→ **GIVEN INSTRUCTION A**:
From the Elasticsearch scoring article, output the passage from "In our next" up to and including "turning the dials.", copied word for word.
• • •
How scoring works in Elasticsearch

In this article, we'll take a look at how relevancy scoring is done in Elasticsearch, touching on information retrieval concepts and the mechanisms used to determine the relevancy score of a document for a given query. We'll also point out some "gotchas" and common confusion points along the way.

Introduction

Relevance, like beauty, is in the eye of the beholder. Search algorithms try to bring some empiricism to this area by employing models, rules and mathematical calculations to return and appropriately rank the results that most people would expect. They're usually pretty good at that because the field of Information Retrieval is continually maturing and those algorithms are getting more and more sophisticated every day. However, because relevance is subjective, there is no way to return the perfect result set. There are, however, various approaches and tools that can be used to tune the result set for the most optimal results for your users.

In our next article, we'll discuss strategies and techniques to take advantage of the built-in tools Elasticsearch provides that we can use to manipulate relevancy scores, but first we need to have a solid understanding of how those scores are determined before we start fiddling with the knobs and turning the dials.
• • •
→ **GIVEN INSTRUCTION B**:
Return the rows below, from the first one up to and including the line with "606, 266, 623]", reproducing each line unchanged.
• • •
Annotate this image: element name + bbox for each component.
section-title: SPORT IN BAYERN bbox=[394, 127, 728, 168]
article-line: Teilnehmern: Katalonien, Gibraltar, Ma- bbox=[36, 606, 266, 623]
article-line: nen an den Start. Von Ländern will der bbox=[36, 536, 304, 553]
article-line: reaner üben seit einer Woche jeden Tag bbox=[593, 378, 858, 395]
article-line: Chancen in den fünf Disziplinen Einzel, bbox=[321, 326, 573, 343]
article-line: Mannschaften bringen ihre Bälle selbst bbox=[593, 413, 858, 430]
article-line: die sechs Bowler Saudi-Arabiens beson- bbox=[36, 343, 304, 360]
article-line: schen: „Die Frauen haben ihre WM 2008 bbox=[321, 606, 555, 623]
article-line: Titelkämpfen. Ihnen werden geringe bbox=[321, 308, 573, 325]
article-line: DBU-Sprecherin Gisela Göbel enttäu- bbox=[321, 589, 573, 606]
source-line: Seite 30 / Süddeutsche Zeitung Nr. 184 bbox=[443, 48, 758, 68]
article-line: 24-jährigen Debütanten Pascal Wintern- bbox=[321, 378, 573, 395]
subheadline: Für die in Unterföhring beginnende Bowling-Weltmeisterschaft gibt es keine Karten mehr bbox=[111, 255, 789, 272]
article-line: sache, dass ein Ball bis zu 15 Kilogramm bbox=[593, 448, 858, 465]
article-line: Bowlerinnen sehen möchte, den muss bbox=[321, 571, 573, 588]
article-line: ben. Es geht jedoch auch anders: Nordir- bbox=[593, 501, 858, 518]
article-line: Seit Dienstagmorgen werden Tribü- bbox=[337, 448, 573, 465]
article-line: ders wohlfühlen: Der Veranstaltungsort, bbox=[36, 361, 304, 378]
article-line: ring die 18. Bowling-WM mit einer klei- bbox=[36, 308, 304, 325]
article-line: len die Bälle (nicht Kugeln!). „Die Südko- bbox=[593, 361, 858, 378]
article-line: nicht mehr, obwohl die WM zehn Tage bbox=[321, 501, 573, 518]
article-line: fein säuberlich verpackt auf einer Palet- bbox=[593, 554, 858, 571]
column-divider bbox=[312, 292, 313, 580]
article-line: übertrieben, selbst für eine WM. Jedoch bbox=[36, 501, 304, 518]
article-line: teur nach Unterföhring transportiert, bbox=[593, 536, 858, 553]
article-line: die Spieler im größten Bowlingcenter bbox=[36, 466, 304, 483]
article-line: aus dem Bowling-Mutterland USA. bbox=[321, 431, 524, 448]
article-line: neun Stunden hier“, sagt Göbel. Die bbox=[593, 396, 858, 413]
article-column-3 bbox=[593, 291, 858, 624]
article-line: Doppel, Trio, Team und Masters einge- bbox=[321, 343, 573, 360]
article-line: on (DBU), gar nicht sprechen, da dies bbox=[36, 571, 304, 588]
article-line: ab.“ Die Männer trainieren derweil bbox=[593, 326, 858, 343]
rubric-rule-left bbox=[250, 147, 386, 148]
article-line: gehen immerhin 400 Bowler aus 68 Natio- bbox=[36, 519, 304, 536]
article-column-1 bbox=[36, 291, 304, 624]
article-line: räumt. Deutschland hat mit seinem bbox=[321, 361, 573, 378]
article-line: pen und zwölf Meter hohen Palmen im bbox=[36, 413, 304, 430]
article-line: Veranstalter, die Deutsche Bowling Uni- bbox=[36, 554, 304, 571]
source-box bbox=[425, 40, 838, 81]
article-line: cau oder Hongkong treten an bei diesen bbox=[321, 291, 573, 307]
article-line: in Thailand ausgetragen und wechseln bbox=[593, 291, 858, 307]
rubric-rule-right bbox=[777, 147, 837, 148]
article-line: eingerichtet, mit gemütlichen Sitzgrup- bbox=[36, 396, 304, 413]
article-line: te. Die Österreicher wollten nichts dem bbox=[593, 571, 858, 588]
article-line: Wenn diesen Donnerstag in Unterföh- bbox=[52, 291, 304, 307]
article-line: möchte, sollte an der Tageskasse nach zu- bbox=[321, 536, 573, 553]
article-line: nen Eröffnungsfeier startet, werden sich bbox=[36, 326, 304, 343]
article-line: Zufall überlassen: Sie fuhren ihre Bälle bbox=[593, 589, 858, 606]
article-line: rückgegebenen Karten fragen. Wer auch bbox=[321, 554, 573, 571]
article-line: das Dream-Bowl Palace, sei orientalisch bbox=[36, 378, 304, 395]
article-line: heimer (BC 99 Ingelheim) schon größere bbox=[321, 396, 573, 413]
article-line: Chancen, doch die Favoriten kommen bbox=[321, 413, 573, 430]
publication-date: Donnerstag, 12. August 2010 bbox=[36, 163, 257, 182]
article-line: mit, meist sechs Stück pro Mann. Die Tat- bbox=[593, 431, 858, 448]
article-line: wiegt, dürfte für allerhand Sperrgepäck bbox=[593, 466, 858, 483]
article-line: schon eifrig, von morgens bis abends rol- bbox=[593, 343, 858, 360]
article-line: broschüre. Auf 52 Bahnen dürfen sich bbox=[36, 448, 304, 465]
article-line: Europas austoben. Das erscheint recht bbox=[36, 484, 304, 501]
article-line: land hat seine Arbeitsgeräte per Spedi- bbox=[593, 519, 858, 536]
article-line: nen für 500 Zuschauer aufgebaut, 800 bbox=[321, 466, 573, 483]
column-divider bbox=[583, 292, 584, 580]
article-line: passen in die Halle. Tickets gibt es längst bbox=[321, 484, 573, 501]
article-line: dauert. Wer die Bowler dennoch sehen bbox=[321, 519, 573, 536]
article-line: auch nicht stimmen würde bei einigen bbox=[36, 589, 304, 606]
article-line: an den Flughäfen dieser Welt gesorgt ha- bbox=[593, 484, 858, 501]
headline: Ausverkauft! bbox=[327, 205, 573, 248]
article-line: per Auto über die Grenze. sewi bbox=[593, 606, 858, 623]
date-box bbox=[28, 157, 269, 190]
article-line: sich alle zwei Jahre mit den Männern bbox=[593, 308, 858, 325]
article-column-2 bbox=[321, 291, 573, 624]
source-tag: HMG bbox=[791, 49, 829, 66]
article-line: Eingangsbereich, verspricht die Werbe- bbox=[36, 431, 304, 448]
• • •
→ **TASK OUTPUT A**:
In our next article, we'll discuss strategies and techniques to take advantage of the built-in tools Elasticsearch provides that we can use to manipulate relevancy scores, but first we need to have a solid understanding of how those scores are determined before we start fiddling with the knobs and turning the dials.

→ **TASK OUTPUT B**:
Annotate this image: element name + bbox for each component.
section-title: SPORT IN BAYERN bbox=[394, 127, 728, 168]
article-line: Teilnehmern: Katalonien, Gibraltar, Ma- bbox=[36, 606, 266, 623]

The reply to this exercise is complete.